• Collected data

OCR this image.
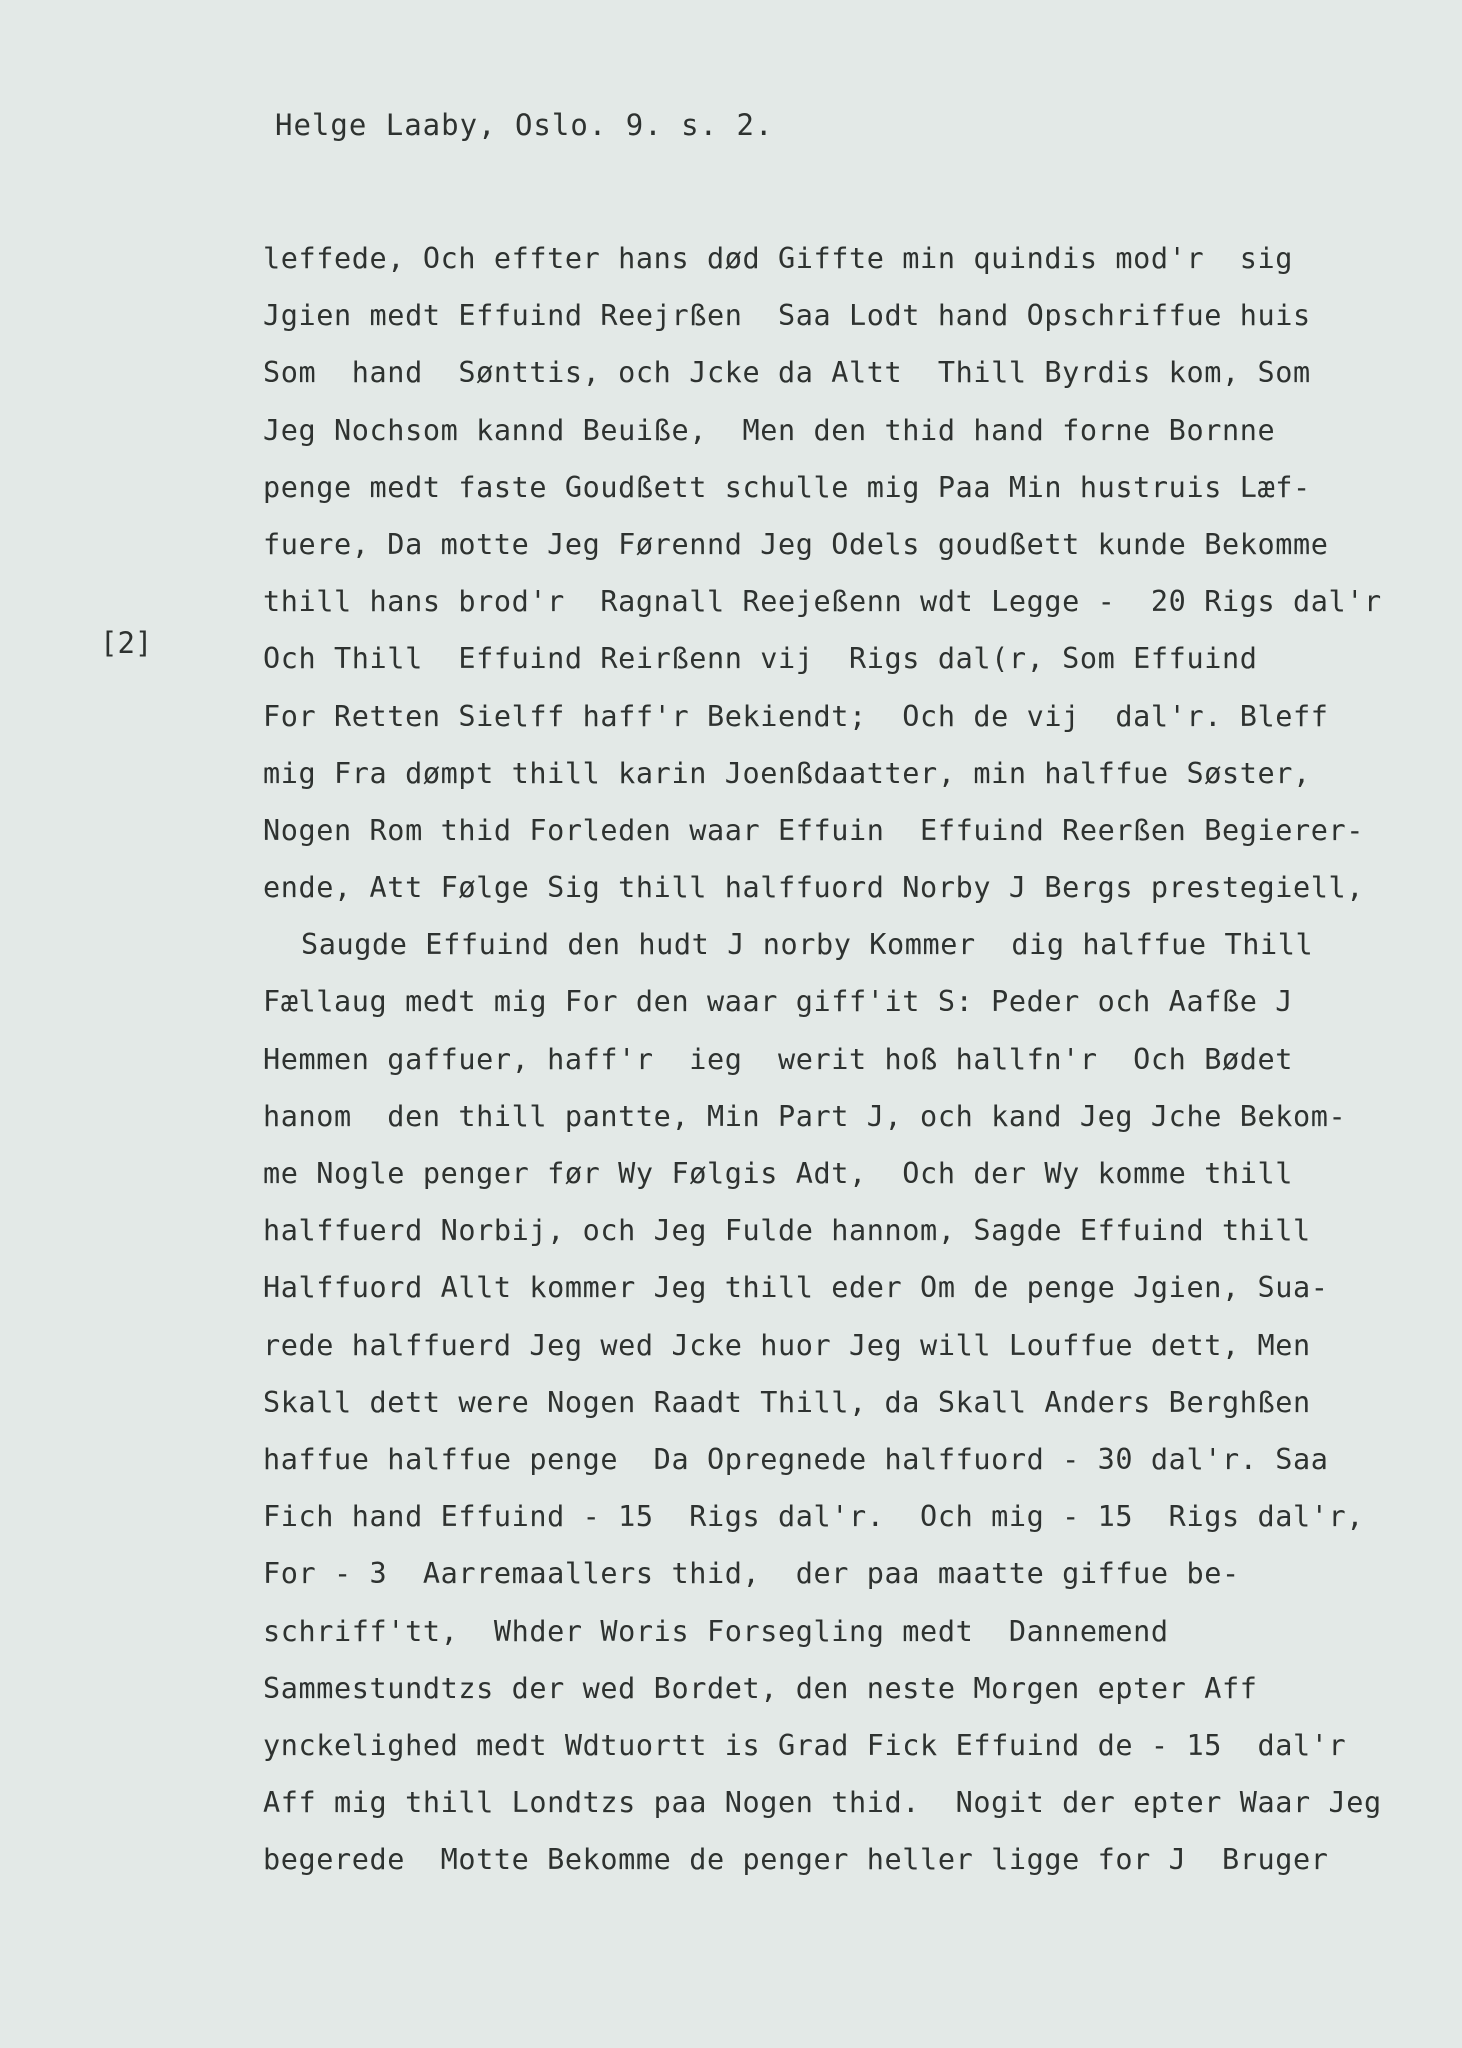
Helge Laaby, Oslo. 9. s. 2.
[2]
leffede, Och effter hans død Giffte min quindis mod'r  sig
Jgien medt Effuind Reejrßen  Saa Lodt hand Opschriffue huis
Som  hand  Sønttis, och Jcke da Altt  Thill Byrdis kom, Som
Jeg Nochsom kannd Beuiße,  Men den thid hand forne Bornne
penge medt faste Goudßett schulle mig Paa Min hustruis Læf-
fuere, Da motte Jeg Førennd Jeg Odels goudßett kunde Bekomme
thill hans brod'r  Ragnall Reejeßenn wdt Legge -  20 Rigs dal'r
Och Thill  Effuind Reirßenn vij  Rigs dal(r, Som Effuind
For Retten Sielff haff'r Bekiendt;  Och de vij  dal'r. Bleff
mig Fra dømpt thill karin Joenßdaatter, min halffue Søster,
Nogen Rom thid Forleden waar Effuin  Effuind Reerßen Begierer-
ende, Att Følge Sig thill halffuord Norby J Bergs prestegiell,
Saugde Effuind den hudt J norby Kommer  dig halffue Thill
Fællaug medt mig For den waar giff'it S: Peder och Aafße J
Hemmen gaffuer, haff'r  ieg  werit hoß hallfn'r  Och Bødet
hanom  den thill pantte, Min Part J, och kand Jeg Jche Bekom-
me Nogle penger før Wy Følgis Adt,  Och der Wy komme thill
halffuerd Norbij, och Jeg Fulde hannom, Sagde Effuind thill
Halffuord Allt kommer Jeg thill eder Om de penge Jgien, Sua-
rede halffuerd Jeg wed Jcke huor Jeg will Louffue dett, Men
Skall dett were Nogen Raadt Thill, da Skall Anders Berghßen
haffue halffue penge  Da Opregnede halffuord - 30 dal'r. Saa
Fich hand Effuind - 15  Rigs dal'r.  Och mig - 15  Rigs dal'r,
For - 3  Aarremaallers thid,  der paa maatte giffue be-
schriff'tt,  Whder Woris Forsegling medt  Dannemend
Sammestundtzs der wed Bordet, den neste Morgen epter Aff
ynckelighed medt Wdtuortt is Grad Fick Effuind de - 15  dal'r
Aff mig thill Londtzs paa Nogen thid.  Nogit der epter Waar Jeg
begerede  Motte Bekomme de penger heller ligge for J  Bruger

• TASK
Copy each line in full and exactly, omitting any picture.

• RESULT OF THIS TASK
OCR this image.
Helge Laaby, Oslo. 9. s. 2.
[2]
leffede, Och effter hans død Giffte min quindis mod'r  sig
Jgien medt Effuind Reejrßen  Saa Lodt hand Opschriffue huis
Som  hand  Sønttis, och Jcke da Altt  Thill Byrdis kom, Som
Jeg Nochsom kannd Beuiße,  Men den thid hand forne Bornne
penge medt faste Goudßett schulle mig Paa Min hustruis Læf-
fuere, Da motte Jeg Førennd Jeg Odels goudßett kunde Bekomme
thill hans brod'r  Ragnall Reejeßenn wdt Legge -  20 Rigs dal'r
Och Thill  Effuind Reirßenn vij  Rigs dal(r, Som Effuind
For Retten Sielff haff'r Bekiendt;  Och de vij  dal'r. Bleff
mig Fra dømpt thill karin Joenßdaatter, min halffue Søster,
Nogen Rom thid Forleden waar Effuin  Effuind Reerßen Begierer-
ende, Att Følge Sig thill halffuord Norby J Bergs prestegiell,
Saugde Effuind den hudt J norby Kommer  dig halffue Thill
Fællaug medt mig For den waar giff'it S: Peder och Aafße J
Hemmen gaffuer, haff'r  ieg  werit hoß hallfn'r  Och Bødet
hanom  den thill pantte, Min Part J, och kand Jeg Jche Bekom-
me Nogle penger før Wy Følgis Adt,  Och der Wy komme thill
halffuerd Norbij, och Jeg Fulde hannom, Sagde Effuind thill
Halffuord Allt kommer Jeg thill eder Om de penge Jgien, Sua-
rede halffuerd Jeg wed Jcke huor Jeg will Louffue dett, Men
Skall dett were Nogen Raadt Thill, da Skall Anders Berghßen
haffue halffue penge  Da Opregnede halffuord - 30 dal'r. Saa
Fich hand Effuind - 15  Rigs dal'r.  Och mig - 15  Rigs dal'r,
For - 3  Aarremaallers thid,  der paa maatte giffue be-
schriff'tt,  Whder Woris Forsegling medt  Dannemend
Sammestundtzs der wed Bordet, den neste Morgen epter Aff
ynckelighed medt Wdtuortt is Grad Fick Effuind de - 15  dal'r
Aff mig thill Londtzs paa Nogen thid.  Nogit der epter Waar Jeg
begerede  Motte Bekomme de penger heller ligge for J  Bruger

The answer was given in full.